**Given instruction**
Select every line of the listing below that contains the string "significance", matching its case exactly.

**Records to process**
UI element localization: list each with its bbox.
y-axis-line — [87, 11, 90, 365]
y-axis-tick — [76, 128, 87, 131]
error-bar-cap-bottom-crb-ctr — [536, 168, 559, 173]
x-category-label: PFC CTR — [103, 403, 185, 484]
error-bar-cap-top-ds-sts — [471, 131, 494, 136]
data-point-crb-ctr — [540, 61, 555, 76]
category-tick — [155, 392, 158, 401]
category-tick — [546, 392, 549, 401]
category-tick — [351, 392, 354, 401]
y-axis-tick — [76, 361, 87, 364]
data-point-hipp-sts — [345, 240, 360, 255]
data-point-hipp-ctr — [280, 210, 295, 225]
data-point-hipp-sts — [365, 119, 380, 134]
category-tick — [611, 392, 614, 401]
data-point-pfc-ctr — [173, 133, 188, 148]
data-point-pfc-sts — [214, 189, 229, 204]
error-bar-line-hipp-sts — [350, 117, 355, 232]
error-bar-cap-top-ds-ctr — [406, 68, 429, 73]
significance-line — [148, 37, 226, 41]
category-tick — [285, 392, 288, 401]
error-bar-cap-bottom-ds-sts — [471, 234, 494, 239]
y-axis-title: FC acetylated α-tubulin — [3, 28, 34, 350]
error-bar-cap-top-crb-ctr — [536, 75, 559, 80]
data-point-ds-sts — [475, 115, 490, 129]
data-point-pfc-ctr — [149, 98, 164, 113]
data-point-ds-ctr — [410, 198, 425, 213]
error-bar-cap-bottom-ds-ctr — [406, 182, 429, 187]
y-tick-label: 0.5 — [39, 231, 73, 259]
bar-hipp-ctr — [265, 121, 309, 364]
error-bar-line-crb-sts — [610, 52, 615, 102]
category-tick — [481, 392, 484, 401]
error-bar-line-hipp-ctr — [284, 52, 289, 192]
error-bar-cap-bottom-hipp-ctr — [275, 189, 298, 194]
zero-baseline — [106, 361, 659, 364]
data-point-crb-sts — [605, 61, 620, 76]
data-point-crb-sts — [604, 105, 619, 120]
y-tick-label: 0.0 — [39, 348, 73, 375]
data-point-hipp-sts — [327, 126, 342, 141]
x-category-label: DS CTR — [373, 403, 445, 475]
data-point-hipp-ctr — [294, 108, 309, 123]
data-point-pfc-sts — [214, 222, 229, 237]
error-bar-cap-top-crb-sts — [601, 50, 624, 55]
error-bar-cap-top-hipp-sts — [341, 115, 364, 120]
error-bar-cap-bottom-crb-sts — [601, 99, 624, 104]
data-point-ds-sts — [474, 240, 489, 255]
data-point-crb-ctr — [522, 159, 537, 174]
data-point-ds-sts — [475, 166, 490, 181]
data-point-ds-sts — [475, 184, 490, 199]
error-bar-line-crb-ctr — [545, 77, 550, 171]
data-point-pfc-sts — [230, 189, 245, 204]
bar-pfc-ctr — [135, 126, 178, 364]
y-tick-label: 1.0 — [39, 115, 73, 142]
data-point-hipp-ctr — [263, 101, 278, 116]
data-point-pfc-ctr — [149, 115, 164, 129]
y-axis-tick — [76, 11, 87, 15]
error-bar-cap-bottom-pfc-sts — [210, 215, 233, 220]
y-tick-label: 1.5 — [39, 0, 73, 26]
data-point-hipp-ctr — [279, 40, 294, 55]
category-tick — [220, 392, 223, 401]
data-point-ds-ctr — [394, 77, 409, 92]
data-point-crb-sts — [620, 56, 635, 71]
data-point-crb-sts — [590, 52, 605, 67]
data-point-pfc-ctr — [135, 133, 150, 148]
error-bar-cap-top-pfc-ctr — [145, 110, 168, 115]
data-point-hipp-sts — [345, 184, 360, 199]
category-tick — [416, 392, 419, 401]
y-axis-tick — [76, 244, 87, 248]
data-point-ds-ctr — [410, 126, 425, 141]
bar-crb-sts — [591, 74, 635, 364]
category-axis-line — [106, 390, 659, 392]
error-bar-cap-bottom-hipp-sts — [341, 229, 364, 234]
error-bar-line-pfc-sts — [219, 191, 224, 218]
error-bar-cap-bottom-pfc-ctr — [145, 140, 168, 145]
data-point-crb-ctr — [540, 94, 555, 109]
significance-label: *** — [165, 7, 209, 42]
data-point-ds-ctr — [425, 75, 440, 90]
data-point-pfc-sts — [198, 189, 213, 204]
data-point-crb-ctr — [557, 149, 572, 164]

**Final result**
significance-line — [148, 37, 226, 41]
significance-label: *** — [165, 7, 209, 42]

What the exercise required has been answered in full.